# Text provided
((

#79. Emyr Williams writes on Space in Painting and Sculpture

Paul Cézanne, “The Garden at Les Lauves”, 1906

The qualities of abstract art – painting or sculpture –  are often pitted unfavourably against figurative art. Most art that I look at is indeed figurative. If I want to see great art, it will invariably mean going to see historical figurative painting. Of course I enjoy looking at abstract art and could not imagine making anything but abstract painting. Apart from the very occasional, idle foray into figuration – ‘sans le même désespoir’ – I have been at the abstract paint face, so to speak, for the best part of thirty years. I ponder the relationship between these two worlds frequently. What is it about Cézanne and Matisse, or Titian or Goya and so on that makes me continually return to their work – like going to a well for water?

There is clearly a chasm in time frames between abstract art and great historical figuration, which is able to call upon a massively larger canon of achievement, casting abstract art in the role of a veritable parvenu by comparison. I once wrote – as a throwaway really –  that abstract art must meet the challenges of figurative art on its own terms and not on those of figuration. I wasn’t exactly sure at the time what I meant by that!

I was in my studio the other day and those words re-surfaced when considering a few paintings – not in any swaggering challenge to figuration but in terms of what exactly can I achieve in my work? From time to time, like most artists, I sit on a not-quite-comfortable chair gazing dejectedly at my abject offerings to the burgeoning volume of abstract painting as they peer back at me from the walls.

Abcrit has thrown up some important areas of discourse since its re-incarnation from Abstract Critical and a chunk of it has helped crystallise feelings about what are areas of concern for me to deal with in my own work too. One issue I feel that has bobbed along like plastic flotsam spoiling the tranquil oceans of literary bias in the visual arts is that of “Space”… the final frontier… This issue has caused such a great deal of debate and even misunderstandings between people; debates which are often akin to watching separate polarities in a two magnets resisting their connection.

))

# What the task requires
Resume the essay on space in painting and sculpture, picking up right after its last sentence.

# Source excerpt
((

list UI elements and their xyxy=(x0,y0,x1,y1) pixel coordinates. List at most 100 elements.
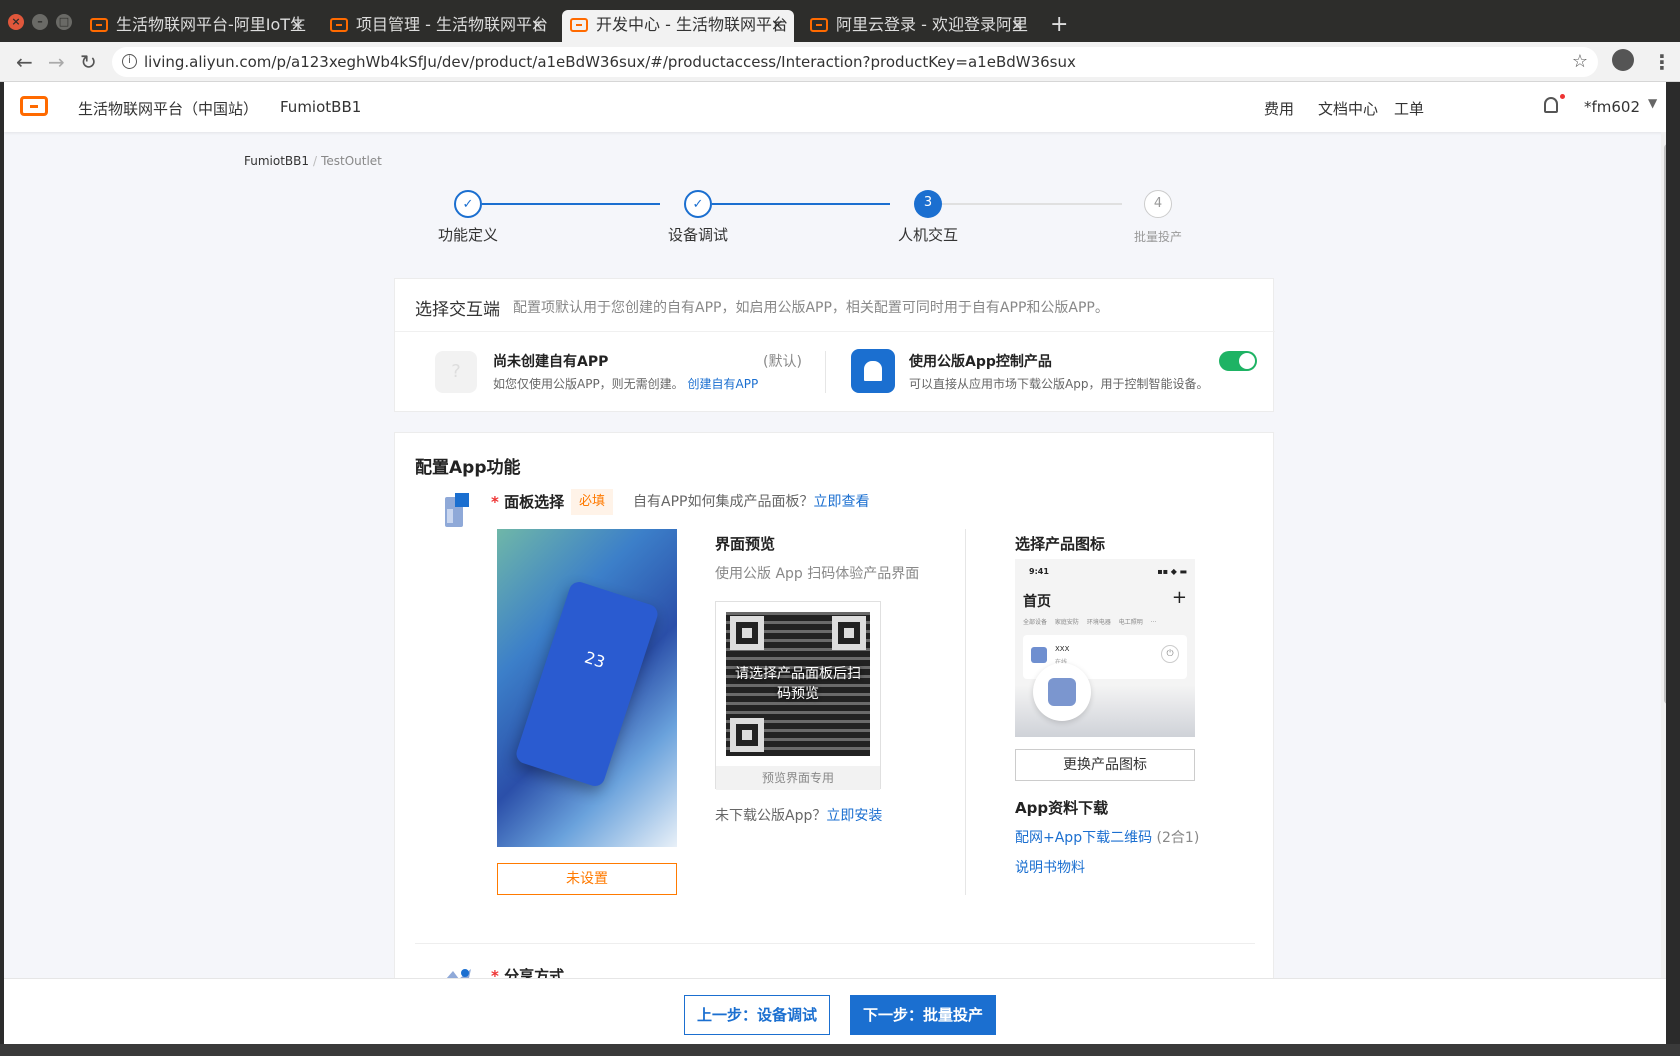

))

# Right answer
Space seems at its most ambitious and exciting to behold in figurative painting and sculpture; the reconciliation of three-dimensions on two or the animation of the air as limbs turn through it. What can poor old abstract art offer by comparison? One could say that space is something that has not really been top of the list of achievements in abstract art. Colour has enjoyed some moments in the sun for painting, materiality too, process has played a huge role, as has design. And in abstract sculpture? Everything and the dog next door has “occupied” space – albeit sometimes in beguiling or tasteful ways. Architectonic configurations have offered false dawns as have limb-like assemblages. There is much online tussling over historical precedents, influences, relationships and contexts in sculpture, all of it usually very welcome – especially for younger artists getting to grips with their own work (I have been told this on more than one occasion); heat creates metamorphoses and grit creates pearls.

Amidst all this debate and discussion I wanted to point to two moments that have informed my thinking about space. The first was the coffee-fuelled disdain at my own work and a sudden clarification about space in painting; and the other was a quote from Mark Skilton when discussing forging  (this I read after I had started this article and it dovetailed nicely with the sentiments I wanted to discuss, so I thought I’d flag it up). Mark mentioned how forging “was compressing the space within the steel, sealing it off from the space around it, isolating the content of the work within the material presence rather than in a spatial presence.” “Sealing it off from the space around it” – just think about that for a moment… I did and it chimed with my studio moment. In fact it helped inform my thinking on figurative space and abstract space and their respective characteristics.  Thoughts are never permanent, I know, but at this moment in time, these are hanging around ominously.

Figurative space is indeterminate because of its duality.  That duality is its virtue. Take a good painting of a landscape for example and that painting does not rely on its physical size to deliver its content as much as its illusory relationship, through rendering, suggestion or even evocation, to a known – external – reality. It could be any size and the pictorial space is not affected. Yes, we have a physically different engagement with larger or smaller works but ultimately the figuration controls the space.

My most recent paintings are around 6 x 4 ft in proportion. I have been on this size for over a year now and I started to realise, whilst considering how the colour was working, the implications for space. Space is not something I go looking for, to be honest; articulating colour means things happen that I can’t predict and spaces occur through these ‘happenings’. I can’t pre-determine a defined space in my paintings. What dawned on me was that all the space I could deliver in these paintings, would be up to twenty-four square feet – any suggestion of “more” and I would say it was “leaking” and dissipating in impact; any less and it’s compromised in its delivery.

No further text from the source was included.